**Your objective:** Your task is to copy every line of this material exactly.
▼
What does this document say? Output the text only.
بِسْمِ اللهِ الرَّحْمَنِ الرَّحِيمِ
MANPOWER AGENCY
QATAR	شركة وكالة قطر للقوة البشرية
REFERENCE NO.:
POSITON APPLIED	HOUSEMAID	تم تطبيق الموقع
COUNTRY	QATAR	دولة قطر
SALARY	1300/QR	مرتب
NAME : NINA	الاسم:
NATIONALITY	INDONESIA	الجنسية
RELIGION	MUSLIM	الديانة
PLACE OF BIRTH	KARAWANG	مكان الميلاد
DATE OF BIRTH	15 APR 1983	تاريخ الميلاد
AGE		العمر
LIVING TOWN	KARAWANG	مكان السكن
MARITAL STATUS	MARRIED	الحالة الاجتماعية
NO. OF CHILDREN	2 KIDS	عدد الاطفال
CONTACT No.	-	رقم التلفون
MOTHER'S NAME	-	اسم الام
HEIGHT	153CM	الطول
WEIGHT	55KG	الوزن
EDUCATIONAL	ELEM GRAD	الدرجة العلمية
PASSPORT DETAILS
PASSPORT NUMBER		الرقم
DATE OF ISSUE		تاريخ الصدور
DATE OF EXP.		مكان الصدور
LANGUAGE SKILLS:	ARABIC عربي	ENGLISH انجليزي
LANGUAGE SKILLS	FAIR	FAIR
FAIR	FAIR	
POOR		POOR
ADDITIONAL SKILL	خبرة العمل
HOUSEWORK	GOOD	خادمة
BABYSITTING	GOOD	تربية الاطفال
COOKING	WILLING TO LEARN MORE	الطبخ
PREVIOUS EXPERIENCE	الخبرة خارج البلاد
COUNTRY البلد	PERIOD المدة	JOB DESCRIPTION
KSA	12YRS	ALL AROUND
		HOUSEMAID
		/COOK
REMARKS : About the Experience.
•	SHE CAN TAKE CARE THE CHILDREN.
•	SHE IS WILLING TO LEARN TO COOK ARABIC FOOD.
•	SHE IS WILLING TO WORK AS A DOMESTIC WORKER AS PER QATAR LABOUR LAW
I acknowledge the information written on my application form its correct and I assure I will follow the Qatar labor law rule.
▲
**Result:**
What does this document say? Output the text only.
بِسْمِ اللهِ الرَّحْمَنِ الرَّحِيمِ
MANPOWER AGENCY
QATAR	شركة وكالة قطر للقوة البشرية
REFERENCE NO.:
POSITON APPLIED	HOUSEMAID	تم تطبيق الموقع
COUNTRY	QATAR	دولة قطر
SALARY	1300/QR	مرتب
NAME : NINA	الاسم:
NATIONALITY	INDONESIA	الجنسية
RELIGION	MUSLIM	الديانة
PLACE OF BIRTH	KARAWANG	مكان الميلاد
DATE OF BIRTH	15 APR 1983	تاريخ الميلاد
AGE		العمر
LIVING TOWN	KARAWANG	مكان السكن
MARITAL STATUS	MARRIED	الحالة الاجتماعية
NO. OF CHILDREN	2 KIDS	عدد الاطفال
CONTACT No.	-	رقم التلفون
MOTHER'S NAME	-	اسم الام
HEIGHT	153CM	الطول
WEIGHT	55KG	الوزن
EDUCATIONAL	ELEM GRAD	الدرجة العلمية
PASSPORT DETAILS
PASSPORT NUMBER		الرقم
DATE OF ISSUE		تاريخ الصدور
DATE OF EXP.		مكان الصدور
LANGUAGE SKILLS:	ARABIC عربي	ENGLISH انجليزي
LANGUAGE SKILLS	FAIR	FAIR
FAIR	FAIR	
POOR		POOR
ADDITIONAL SKILL	خبرة العمل
HOUSEWORK	GOOD	خادمة
BABYSITTING	GOOD	تربية الاطفال
COOKING	WILLING TO LEARN MORE	الطبخ
PREVIOUS EXPERIENCE	الخبرة خارج البلاد
COUNTRY البلد	PERIOD المدة	JOB DESCRIPTION
KSA	12YRS	ALL AROUND
		HOUSEMAID
		/COOK
REMARKS : About the Experience.
•	SHE CAN TAKE CARE THE CHILDREN.
•	SHE IS WILLING TO LEARN TO COOK ARABIC FOOD.
•	SHE IS WILLING TO WORK AS A DOMESTIC WORKER AS PER QATAR LABOUR LAW
I acknowledge the information written on my application form its correct and I assure I will follow the Qatar labor law rule.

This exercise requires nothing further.